**What to produce**
Copy every record word for word.

══ Given data

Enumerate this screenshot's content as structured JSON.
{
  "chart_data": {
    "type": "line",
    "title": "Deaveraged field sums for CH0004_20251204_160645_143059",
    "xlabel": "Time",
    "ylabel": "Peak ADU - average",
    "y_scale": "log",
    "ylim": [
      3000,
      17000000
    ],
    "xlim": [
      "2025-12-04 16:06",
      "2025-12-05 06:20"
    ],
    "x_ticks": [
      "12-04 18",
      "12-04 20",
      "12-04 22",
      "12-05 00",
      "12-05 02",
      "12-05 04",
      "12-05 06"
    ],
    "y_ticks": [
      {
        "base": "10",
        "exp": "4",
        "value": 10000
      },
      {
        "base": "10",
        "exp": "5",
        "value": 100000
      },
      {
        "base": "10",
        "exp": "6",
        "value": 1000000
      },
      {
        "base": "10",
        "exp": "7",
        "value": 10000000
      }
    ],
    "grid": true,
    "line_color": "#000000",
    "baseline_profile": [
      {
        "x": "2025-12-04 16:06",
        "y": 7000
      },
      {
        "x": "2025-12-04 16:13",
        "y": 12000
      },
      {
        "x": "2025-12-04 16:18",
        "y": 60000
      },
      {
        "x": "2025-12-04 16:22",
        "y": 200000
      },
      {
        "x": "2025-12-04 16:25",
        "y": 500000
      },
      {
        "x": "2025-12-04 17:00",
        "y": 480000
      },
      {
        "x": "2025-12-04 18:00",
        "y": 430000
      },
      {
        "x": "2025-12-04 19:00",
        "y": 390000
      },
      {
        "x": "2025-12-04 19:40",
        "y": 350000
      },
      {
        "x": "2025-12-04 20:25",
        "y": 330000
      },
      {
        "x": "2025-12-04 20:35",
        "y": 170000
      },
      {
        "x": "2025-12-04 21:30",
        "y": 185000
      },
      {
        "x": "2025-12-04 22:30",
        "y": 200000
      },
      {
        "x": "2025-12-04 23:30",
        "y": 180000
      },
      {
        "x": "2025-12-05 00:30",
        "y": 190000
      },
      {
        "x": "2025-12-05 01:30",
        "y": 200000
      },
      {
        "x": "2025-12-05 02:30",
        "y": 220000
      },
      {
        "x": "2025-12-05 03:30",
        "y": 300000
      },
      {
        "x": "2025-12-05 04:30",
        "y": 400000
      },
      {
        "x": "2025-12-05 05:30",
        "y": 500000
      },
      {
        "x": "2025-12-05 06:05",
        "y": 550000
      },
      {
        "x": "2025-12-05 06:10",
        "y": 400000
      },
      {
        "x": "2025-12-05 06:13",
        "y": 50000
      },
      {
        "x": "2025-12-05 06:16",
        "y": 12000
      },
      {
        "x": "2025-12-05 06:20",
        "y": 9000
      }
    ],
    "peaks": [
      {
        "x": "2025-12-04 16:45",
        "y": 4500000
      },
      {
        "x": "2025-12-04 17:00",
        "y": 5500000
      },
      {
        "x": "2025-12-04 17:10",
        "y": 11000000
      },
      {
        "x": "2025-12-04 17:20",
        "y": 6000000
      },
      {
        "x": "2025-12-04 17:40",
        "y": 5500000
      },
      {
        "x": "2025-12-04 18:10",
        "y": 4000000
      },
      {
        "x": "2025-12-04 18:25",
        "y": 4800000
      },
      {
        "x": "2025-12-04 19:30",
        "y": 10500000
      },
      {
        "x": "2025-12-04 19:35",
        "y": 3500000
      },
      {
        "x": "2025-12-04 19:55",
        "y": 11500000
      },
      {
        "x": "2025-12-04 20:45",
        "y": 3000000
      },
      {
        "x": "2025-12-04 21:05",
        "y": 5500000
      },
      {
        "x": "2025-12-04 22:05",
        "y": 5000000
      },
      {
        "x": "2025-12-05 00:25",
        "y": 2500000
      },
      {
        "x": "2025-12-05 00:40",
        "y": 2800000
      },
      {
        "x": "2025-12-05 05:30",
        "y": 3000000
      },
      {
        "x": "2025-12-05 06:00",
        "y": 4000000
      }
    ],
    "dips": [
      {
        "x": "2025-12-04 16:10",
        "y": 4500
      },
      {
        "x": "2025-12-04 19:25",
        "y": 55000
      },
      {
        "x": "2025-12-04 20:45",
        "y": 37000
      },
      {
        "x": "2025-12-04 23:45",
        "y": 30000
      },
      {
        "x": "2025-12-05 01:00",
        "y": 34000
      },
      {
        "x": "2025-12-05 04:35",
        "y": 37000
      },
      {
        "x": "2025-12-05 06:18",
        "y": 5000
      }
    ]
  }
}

════

**Task response**
Enumerate this screenshot's content as structured JSON.
{
  "chart_data": {
    "type": "line",
    "title": "Deaveraged field sums for CH0004_20251204_160645_143059",
    "xlabel": "Time",
    "ylabel": "Peak ADU - average",
    "y_scale": "log",
    "ylim": [
      3000,
      17000000
    ],
    "xlim": [
      "2025-12-04 16:06",
      "2025-12-05 06:20"
    ],
    "x_ticks": [
      "12-04 18",
      "12-04 20",
      "12-04 22",
      "12-05 00",
      "12-05 02",
      "12-05 04",
      "12-05 06"
    ],
    "y_ticks": [
      {
        "base": "10",
        "exp": "4",
        "value": 10000
      },
      {
        "base": "10",
        "exp": "5",
        "value": 100000
      },
      {
        "base": "10",
        "exp": "6",
        "value": 1000000
      },
      {
        "base": "10",
        "exp": "7",
        "value": 10000000
      }
    ],
    "grid": true,
    "line_color": "#000000",
    "baseline_profile": [
      {
        "x": "2025-12-04 16:06",
        "y": 7000
      },
      {
        "x": "2025-12-04 16:13",
        "y": 12000
      },
      {
        "x": "2025-12-04 16:18",
        "y": 60000
      },
      {
        "x": "2025-12-04 16:22",
        "y": 200000
      },
      {
        "x": "2025-12-04 16:25",
        "y": 500000
      },
      {
        "x": "2025-12-04 17:00",
        "y": 480000
      },
      {
        "x": "2025-12-04 18:00",
        "y": 430000
      },
      {
        "x": "2025-12-04 19:00",
        "y": 390000
      },
      {
        "x": "2025-12-04 19:40",
        "y": 350000
      },
      {
        "x": "2025-12-04 20:25",
        "y": 330000
      },
      {
        "x": "2025-12-04 20:35",
        "y": 170000
      },
      {
        "x": "2025-12-04 21:30",
        "y": 185000
      },
      {
        "x": "2025-12-04 22:30",
        "y": 200000
      },
      {
        "x": "2025-12-04 23:30",
        "y": 180000
      },
      {
        "x": "2025-12-05 00:30",
        "y": 190000
      },
      {
        "x": "2025-12-05 01:30",
        "y": 200000
      },
      {
        "x": "2025-12-05 02:30",
        "y": 220000
      },
      {
        "x": "2025-12-05 03:30",
        "y": 300000
      },
      {
        "x": "2025-12-05 04:30",
        "y": 400000
      },
      {
        "x": "2025-12-05 05:30",
        "y": 500000
      },
      {
        "x": "2025-12-05 06:05",
        "y": 550000
      },
      {
        "x": "2025-12-05 06:10",
        "y": 400000
      },
      {
        "x": "2025-12-05 06:13",
        "y": 50000
      },
      {
        "x": "2025-12-05 06:16",
        "y": 12000
      },
      {
        "x": "2025-12-05 06:20",
        "y": 9000
      }
    ],
    "peaks": [
      {
        "x": "2025-12-04 16:45",
        "y": 4500000
      },
      {
        "x": "2025-12-04 17:00",
        "y": 5500000
      },
      {
        "x": "2025-12-04 17:10",
        "y": 11000000
      },
      {
        "x": "2025-12-04 17:20",
        "y": 6000000
      },
      {
        "x": "2025-12-04 17:40",
        "y": 5500000
      },
      {
        "x": "2025-12-04 18:10",
        "y": 4000000
      },
      {
        "x": "2025-12-04 18:25",
        "y": 4800000
      },
      {
        "x": "2025-12-04 19:30",
        "y": 10500000
      },
      {
        "x": "2025-12-04 19:35",
        "y": 3500000
      },
      {
        "x": "2025-12-04 19:55",
        "y": 11500000
      },
      {
        "x": "2025-12-04 20:45",
        "y": 3000000
      },
      {
        "x": "2025-12-04 21:05",
        "y": 5500000
      },
      {
        "x": "2025-12-04 22:05",
        "y": 5000000
      },
      {
        "x": "2025-12-05 00:25",
        "y": 2500000
      },
      {
        "x": "2025-12-05 00:40",
        "y": 2800000
      },
      {
        "x": "2025-12-05 05:30",
        "y": 3000000
      },
      {
        "x": "2025-12-05 06:00",
        "y": 4000000
      }
    ],
    "dips": [
      {
        "x": "2025-12-04 16:10",
        "y": 4500
      },
      {
        "x": "2025-12-04 19:25",
        "y": 55000
      },
      {
        "x": "2025-12-04 20:45",
        "y": 37000
      },
      {
        "x": "2025-12-04 23:45",
        "y": 30000
      },
      {
        "x": "2025-12-05 01:00",
        "y": 34000
      },
      {
        "x": "2025-12-05 04:35",
        "y": 37000
      },
      {
        "x": "2025-12-05 06:18",
        "y": 5000
      }
    ]
  }
}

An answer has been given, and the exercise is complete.